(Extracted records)
•••••

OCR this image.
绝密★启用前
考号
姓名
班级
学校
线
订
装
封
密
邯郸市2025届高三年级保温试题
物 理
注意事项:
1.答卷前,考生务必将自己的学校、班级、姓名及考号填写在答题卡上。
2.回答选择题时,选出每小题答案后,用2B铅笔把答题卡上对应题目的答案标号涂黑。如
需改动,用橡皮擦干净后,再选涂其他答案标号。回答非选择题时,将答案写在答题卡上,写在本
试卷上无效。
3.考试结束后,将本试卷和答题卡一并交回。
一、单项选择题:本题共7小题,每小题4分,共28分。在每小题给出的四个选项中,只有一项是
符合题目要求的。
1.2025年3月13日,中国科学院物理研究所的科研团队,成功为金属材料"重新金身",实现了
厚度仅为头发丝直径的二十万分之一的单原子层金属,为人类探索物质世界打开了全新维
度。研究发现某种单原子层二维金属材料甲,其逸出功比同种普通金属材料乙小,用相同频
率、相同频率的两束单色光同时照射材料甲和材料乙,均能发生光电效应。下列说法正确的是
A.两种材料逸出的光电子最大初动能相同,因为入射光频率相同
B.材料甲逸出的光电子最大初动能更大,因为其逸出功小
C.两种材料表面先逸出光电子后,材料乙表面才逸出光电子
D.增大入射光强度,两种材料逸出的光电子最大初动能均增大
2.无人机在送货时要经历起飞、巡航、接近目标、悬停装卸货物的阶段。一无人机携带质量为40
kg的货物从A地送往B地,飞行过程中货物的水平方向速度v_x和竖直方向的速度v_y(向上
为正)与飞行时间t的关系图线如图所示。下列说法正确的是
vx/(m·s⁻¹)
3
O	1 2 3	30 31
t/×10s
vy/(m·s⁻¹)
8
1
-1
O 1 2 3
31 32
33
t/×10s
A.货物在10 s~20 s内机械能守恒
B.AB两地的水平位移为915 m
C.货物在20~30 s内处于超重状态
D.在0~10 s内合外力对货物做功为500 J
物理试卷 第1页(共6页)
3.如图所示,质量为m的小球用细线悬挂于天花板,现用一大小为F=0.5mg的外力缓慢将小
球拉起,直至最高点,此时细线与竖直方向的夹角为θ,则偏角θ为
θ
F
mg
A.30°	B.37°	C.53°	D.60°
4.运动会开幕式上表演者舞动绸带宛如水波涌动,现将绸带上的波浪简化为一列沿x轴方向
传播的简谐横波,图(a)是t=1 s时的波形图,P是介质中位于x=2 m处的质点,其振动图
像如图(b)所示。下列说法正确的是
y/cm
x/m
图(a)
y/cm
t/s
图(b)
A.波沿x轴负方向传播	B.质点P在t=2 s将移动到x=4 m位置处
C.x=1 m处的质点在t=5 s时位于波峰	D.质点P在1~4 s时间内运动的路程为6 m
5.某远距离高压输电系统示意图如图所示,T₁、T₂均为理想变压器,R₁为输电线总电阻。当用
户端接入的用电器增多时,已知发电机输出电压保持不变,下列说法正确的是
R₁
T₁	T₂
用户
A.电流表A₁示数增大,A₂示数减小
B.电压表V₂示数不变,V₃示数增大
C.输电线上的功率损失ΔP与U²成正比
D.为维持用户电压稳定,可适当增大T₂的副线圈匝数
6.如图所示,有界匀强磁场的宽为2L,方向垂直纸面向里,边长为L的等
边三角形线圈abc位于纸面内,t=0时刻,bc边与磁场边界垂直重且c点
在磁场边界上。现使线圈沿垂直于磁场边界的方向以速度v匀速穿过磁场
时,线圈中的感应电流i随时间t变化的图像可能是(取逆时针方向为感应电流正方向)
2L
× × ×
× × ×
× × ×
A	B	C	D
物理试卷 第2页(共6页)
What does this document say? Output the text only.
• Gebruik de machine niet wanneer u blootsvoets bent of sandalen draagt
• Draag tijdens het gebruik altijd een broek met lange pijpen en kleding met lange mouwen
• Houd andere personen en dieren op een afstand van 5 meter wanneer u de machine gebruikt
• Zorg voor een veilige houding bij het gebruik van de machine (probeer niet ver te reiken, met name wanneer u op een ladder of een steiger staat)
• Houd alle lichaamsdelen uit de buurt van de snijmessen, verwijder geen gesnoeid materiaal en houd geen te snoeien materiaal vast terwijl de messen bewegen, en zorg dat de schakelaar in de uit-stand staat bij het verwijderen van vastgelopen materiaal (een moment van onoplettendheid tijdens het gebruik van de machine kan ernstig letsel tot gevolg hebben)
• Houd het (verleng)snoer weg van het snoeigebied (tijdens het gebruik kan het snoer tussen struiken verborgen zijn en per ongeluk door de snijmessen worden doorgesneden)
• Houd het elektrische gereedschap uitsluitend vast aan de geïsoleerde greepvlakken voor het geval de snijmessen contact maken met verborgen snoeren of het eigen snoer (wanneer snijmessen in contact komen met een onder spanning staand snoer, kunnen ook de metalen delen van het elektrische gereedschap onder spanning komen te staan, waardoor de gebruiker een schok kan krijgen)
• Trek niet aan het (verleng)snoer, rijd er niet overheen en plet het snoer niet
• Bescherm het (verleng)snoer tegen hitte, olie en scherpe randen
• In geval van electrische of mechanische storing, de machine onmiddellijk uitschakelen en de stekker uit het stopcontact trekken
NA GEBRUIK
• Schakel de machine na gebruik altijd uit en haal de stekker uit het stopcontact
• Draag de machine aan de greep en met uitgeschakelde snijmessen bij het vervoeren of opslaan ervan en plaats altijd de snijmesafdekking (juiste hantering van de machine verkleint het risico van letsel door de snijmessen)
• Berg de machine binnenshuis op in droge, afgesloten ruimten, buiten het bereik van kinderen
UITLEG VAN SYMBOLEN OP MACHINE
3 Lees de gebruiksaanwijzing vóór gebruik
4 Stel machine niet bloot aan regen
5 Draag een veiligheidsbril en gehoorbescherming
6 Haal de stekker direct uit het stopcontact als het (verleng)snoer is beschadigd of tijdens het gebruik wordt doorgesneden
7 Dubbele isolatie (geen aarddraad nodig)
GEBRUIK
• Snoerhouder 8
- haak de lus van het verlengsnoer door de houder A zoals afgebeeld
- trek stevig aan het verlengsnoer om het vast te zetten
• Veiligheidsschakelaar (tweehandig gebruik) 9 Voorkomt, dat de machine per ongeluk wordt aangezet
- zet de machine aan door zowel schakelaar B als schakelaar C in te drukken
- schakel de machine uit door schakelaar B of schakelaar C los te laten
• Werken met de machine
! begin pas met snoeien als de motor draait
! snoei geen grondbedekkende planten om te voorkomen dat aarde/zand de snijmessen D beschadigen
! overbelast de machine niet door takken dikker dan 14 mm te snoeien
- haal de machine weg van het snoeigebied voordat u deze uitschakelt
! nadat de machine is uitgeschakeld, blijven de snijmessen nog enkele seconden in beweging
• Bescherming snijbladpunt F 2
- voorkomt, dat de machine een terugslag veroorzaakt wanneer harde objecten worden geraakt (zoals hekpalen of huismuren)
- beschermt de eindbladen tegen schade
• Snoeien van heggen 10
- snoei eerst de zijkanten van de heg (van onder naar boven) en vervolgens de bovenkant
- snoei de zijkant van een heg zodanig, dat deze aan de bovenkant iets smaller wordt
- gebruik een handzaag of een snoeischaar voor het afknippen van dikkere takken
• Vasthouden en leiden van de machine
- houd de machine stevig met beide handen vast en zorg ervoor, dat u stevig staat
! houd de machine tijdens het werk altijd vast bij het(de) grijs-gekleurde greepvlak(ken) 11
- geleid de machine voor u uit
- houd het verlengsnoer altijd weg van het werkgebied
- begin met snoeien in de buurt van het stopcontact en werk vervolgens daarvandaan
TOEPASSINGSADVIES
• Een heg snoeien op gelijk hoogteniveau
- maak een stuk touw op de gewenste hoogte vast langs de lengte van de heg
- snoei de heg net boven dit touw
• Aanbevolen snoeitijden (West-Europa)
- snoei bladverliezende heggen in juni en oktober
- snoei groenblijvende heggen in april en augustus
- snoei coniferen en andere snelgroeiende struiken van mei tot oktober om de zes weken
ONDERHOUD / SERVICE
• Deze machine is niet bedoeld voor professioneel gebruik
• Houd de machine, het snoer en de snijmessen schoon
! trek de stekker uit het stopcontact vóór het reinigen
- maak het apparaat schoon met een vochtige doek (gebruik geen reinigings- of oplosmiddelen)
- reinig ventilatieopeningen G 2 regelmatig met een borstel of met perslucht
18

•••••

> **THE PROBLEM**
Filter the listing above by the word "下列说法正确的是"; copy each line that passes.

> **TASK RESPONSE**
率、相同频率的两束单色光同时照射材料甲和材料乙,均能发生光电效应。下列说法正确的是
为正)与飞行时间t的关系图线如图所示。下列说法正确的是
像如图(b)所示。下列说法正确的是
户端接入的用电器增多时,已知发电机输出电压保持不变,下列说法正确的是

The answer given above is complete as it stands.